Extracted data entries:

◇ ◇ ◇

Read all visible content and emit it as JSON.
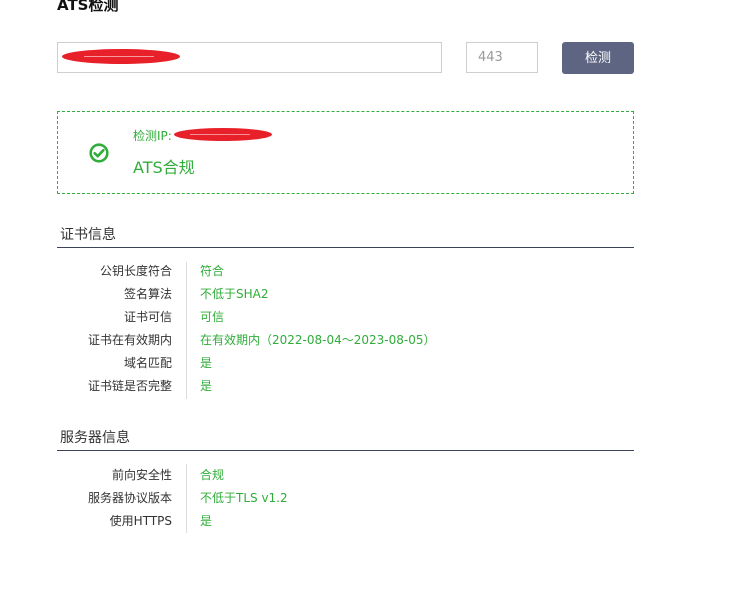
{
  "page": {
    "title": "ATS检测"
  },
  "form": {
    "domain_value": "",
    "port_placeholder": "443",
    "submit_label": "检测"
  },
  "result": {
    "ip_label": "检测IP:",
    "status": "ATS合规",
    "status_color": "#30ad3a"
  },
  "cert_section": {
    "title": "证书信息",
    "rows": [
      {
        "key": "公钥长度符合",
        "value": "符合"
      },
      {
        "key": "签名算法",
        "value": "不低于SHA2"
      },
      {
        "key": "证书可信",
        "value": "可信"
      },
      {
        "key": "证书在有效期内",
        "value": "在有效期内（2022-08-04～2023-08-05）"
      },
      {
        "key": "域名匹配",
        "value": "是"
      },
      {
        "key": "证书链是否完整",
        "value": "是"
      }
    ]
  },
  "server_section": {
    "title": "服务器信息",
    "rows": [
      {
        "key": "前向安全性",
        "value": "合规"
      },
      {
        "key": "服务器协议版本",
        "value": "不低于TLS v1.2"
      },
      {
        "key": "使用HTTPS",
        "value": "是"
      }
    ]
  },
  "colors": {
    "accent_green": "#30ad3a",
    "button_bg": "#5d6582",
    "section_rule": "#3b4557",
    "redaction": "#e8202a"
  },
  "icons": {
    "result": "check-circle-icon"
  }
}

◇ ◇ ◇

Written request: Working from the material above, transcribe it exactly while omitting pictures.

Solution to the problem:
Read all visible content and emit it as JSON.
{
  "page": {
    "title": "ATS检测"
  },
  "form": {
    "domain_value": "",
    "port_placeholder": "443",
    "submit_label": "检测"
  },
  "result": {
    "ip_label": "检测IP:",
    "status": "ATS合规",
    "status_color": "#30ad3a"
  },
  "cert_section": {
    "title": "证书信息",
    "rows": [
      {
        "key": "公钥长度符合",
        "value": "符合"
      },
      {
        "key": "签名算法",
        "value": "不低于SHA2"
      },
      {
        "key": "证书可信",
        "value": "可信"
      },
      {
        "key": "证书在有效期内",
        "value": "在有效期内（2022-08-04～2023-08-05）"
      },
      {
        "key": "域名匹配",
        "value": "是"
      },
      {
        "key": "证书链是否完整",
        "value": "是"
      }
    ]
  },
  "server_section": {
    "title": "服务器信息",
    "rows": [
      {
        "key": "前向安全性",
        "value": "合规"
      },
      {
        "key": "服务器协议版本",
        "value": "不低于TLS v1.2"
      },
      {
        "key": "使用HTTPS",
        "value": "是"
      }
    ]
  },
  "colors": {
    "accent_green": "#30ad3a",
    "button_bg": "#5d6582",
    "section_rule": "#3b4557",
    "redaction": "#e8202a"
  },
  "icons": {
    "result": "check-circle-icon"
  }
}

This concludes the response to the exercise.